Stated goal>
Identify the lines that contain the string "Food" and copy all of them.

[Start Data to use]

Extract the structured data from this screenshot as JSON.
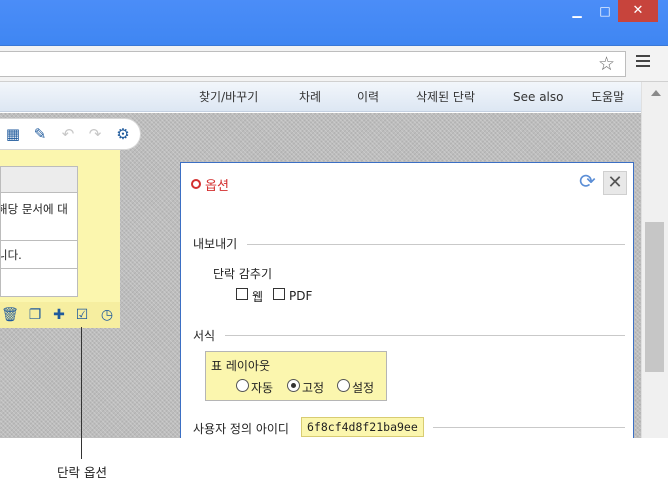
{
  "window": {
    "minimize_glyph": "▁",
    "maximize_glyph": "□",
    "close_glyph": "✕",
    "accent_color": "#4b8df8",
    "close_color": "#c7443c"
  },
  "browser": {
    "star_icon": "star-icon",
    "menu_icon": "hamburger-menu-icon"
  },
  "nav": {
    "items": [
      "찾기/바꾸기",
      "차례",
      "이력",
      "삭제된 단락",
      "See also",
      "도움말"
    ]
  },
  "paragraph_panel": {
    "table": {
      "header": "",
      "rows": [
        "해당 문서에 대",
        "니다.",
        "."
      ]
    },
    "background_color": "#fbf6ae"
  },
  "callout": {
    "label": "단락 옵션"
  },
  "dialog": {
    "title": "옵션",
    "title_color": "#d32f2f",
    "export_section": "내보내기",
    "hide_paragraph_label": "단락 감추기",
    "hide_options": [
      "웹",
      "PDF"
    ],
    "format_section": "서식",
    "table_layout_label": "표 레이아웃",
    "layout_options": [
      "자동",
      "고정",
      "설정"
    ],
    "layout_selected": "고정",
    "user_id_label": "사용자 정의 아이디",
    "user_id_value": "6f8cf4d8f21ba9ee"
  }
}
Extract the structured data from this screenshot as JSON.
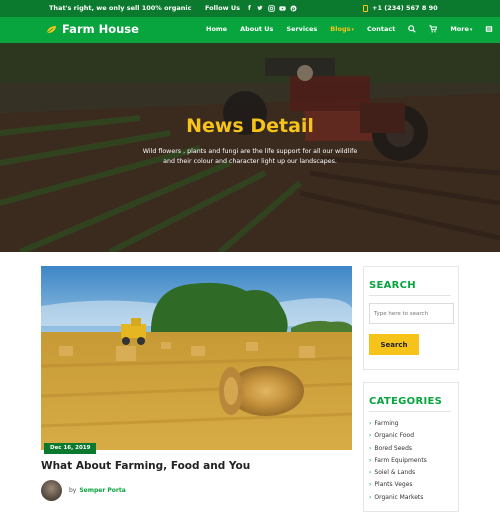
{
  "topbar": {
    "tagline": "That's right, we only sell 100% organic",
    "follow_label": "Follow Us",
    "social_icons": [
      "facebook-icon",
      "twitter-icon",
      "instagram-icon",
      "youtube-icon",
      "pinterest-icon"
    ],
    "phone": "+1 (234) 567 8 90"
  },
  "brand": {
    "name": "Farm House"
  },
  "nav": {
    "items": [
      "Home",
      "About Us",
      "Services",
      "Blogs",
      "Contact",
      "More"
    ],
    "active": "Blogs"
  },
  "hero": {
    "title": "News Detail",
    "subtitle_line1": "Wild flowers , plants and fungi are the life support for all our wildlife",
    "subtitle_line2": "and their colour and character light up our landscapes."
  },
  "article": {
    "date": "Dec 16, 2019",
    "title": "What About Farming, Food and You",
    "by": "by",
    "author": "Semper Porta"
  },
  "search": {
    "heading": "SEARCH",
    "placeholder": "Type here to search",
    "button": "Search"
  },
  "categories": {
    "heading": "CATEGORIES",
    "items": [
      "Farming",
      "Organic Food",
      "Bored Seeds",
      "Farm Equipments",
      "Soiel & Lands",
      "Plants Veges",
      "Organic Markets"
    ]
  },
  "colors": {
    "topbar": "#0b7a2e",
    "nav": "#08a43d",
    "accent_yellow": "#f6c31a",
    "heading_green": "#08a43d"
  }
}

[End Data to use]

Result for this task>
    "title": "What About Farming, Food and You",
      "Organic Food",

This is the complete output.